◆ STATED PROBLEM ◆
For each line in the data below that holds "mean", return a copy.

◆ EXERCISE MATERIAL ◆
____

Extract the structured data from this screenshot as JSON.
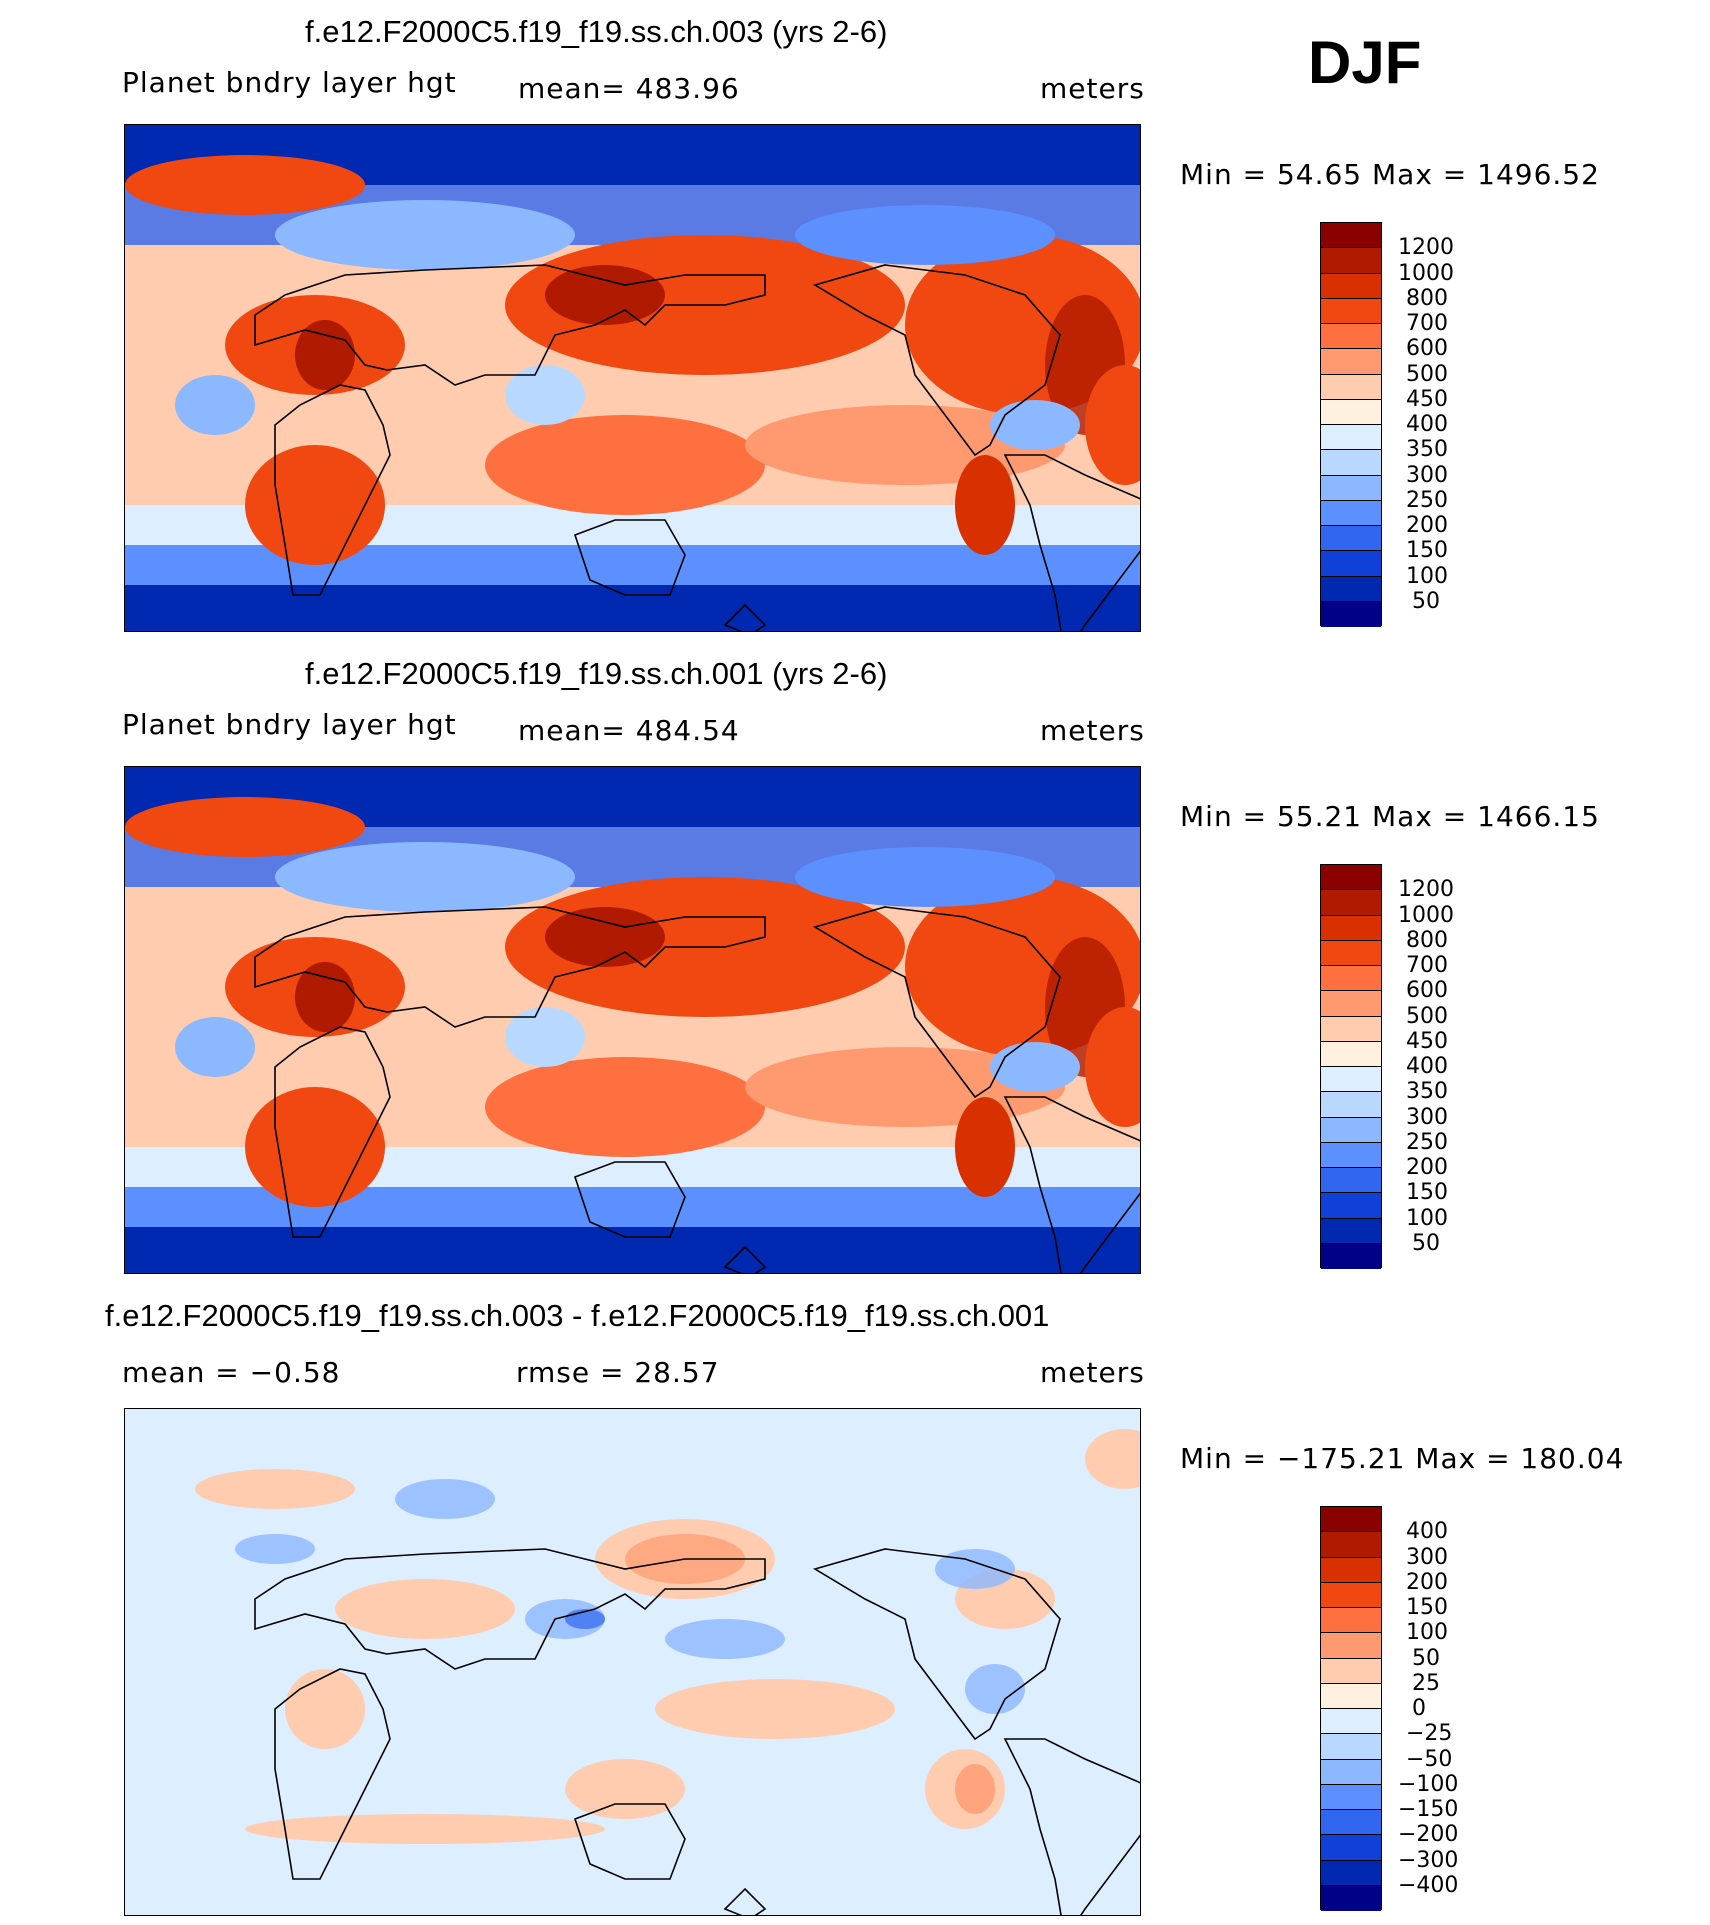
{
  "season": "DJF",
  "panels": [
    {
      "title": "f.e12.F2000C5.f19_f19.ss.ch.003 (yrs 2-6)",
      "left_label": "Planet bndry layer hgt",
      "center_label": "mean=  483.96",
      "right_label": "meters",
      "minmax": "Min =    54.65  Max  =  1496.52",
      "colorbar": {
        "levels": [
          "1200",
          "1000",
          "800",
          "700",
          "600",
          "500",
          "450",
          "400",
          "350",
          "300",
          "250",
          "200",
          "150",
          "100",
          "50"
        ],
        "colors": [
          "#8b0000",
          "#b01a00",
          "#d83000",
          "#f04810",
          "#ff7040",
          "#ff9a70",
          "#ffccb0",
          "#fff0e0",
          "#dceeff",
          "#b8d8ff",
          "#8cb8ff",
          "#5c90ff",
          "#3066f0",
          "#1040d8",
          "#0028b0",
          "#000088"
        ]
      },
      "map_type": "abs"
    },
    {
      "title": "f.e12.F2000C5.f19_f19.ss.ch.001 (yrs 2-6)",
      "left_label": "Planet bndry layer hgt",
      "center_label": "mean=  484.54",
      "right_label": "meters",
      "minmax": "Min =    55.21  Max  =  1466.15",
      "colorbar": {
        "levels": [
          "1200",
          "1000",
          "800",
          "700",
          "600",
          "500",
          "450",
          "400",
          "350",
          "300",
          "250",
          "200",
          "150",
          "100",
          "50"
        ],
        "colors": [
          "#8b0000",
          "#b01a00",
          "#d83000",
          "#f04810",
          "#ff7040",
          "#ff9a70",
          "#ffccb0",
          "#fff0e0",
          "#dceeff",
          "#b8d8ff",
          "#8cb8ff",
          "#5c90ff",
          "#3066f0",
          "#1040d8",
          "#0028b0",
          "#000088"
        ]
      },
      "map_type": "abs"
    },
    {
      "title": "f.e12.F2000C5.f19_f19.ss.ch.003 - f.e12.F2000C5.f19_f19.ss.ch.001",
      "left_label": "mean  =   −0.58",
      "center_label": "rmse  =    28.57",
      "right_label": "meters",
      "minmax": "Min  =  −175.21  Max  =  180.04",
      "colorbar": {
        "levels": [
          "400",
          "300",
          "200",
          "150",
          "100",
          "50",
          "25",
          "0",
          "−25",
          "−50",
          "−100",
          "−150",
          "−200",
          "−300",
          "−400"
        ],
        "colors": [
          "#8b0000",
          "#b01a00",
          "#d83000",
          "#f04810",
          "#ff7040",
          "#ff9a70",
          "#ffccb0",
          "#fff0e0",
          "#dceeff",
          "#b8d8ff",
          "#8cb8ff",
          "#5c90ff",
          "#3066f0",
          "#1040d8",
          "#0028b0",
          "#000088"
        ]
      },
      "map_type": "diff"
    }
  ]
}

____

◆ FULL ANSWER ◆
      "center_label": "mean=  483.96",
      "center_label": "mean=  484.54",
      "left_label": "mean  =   −0.58",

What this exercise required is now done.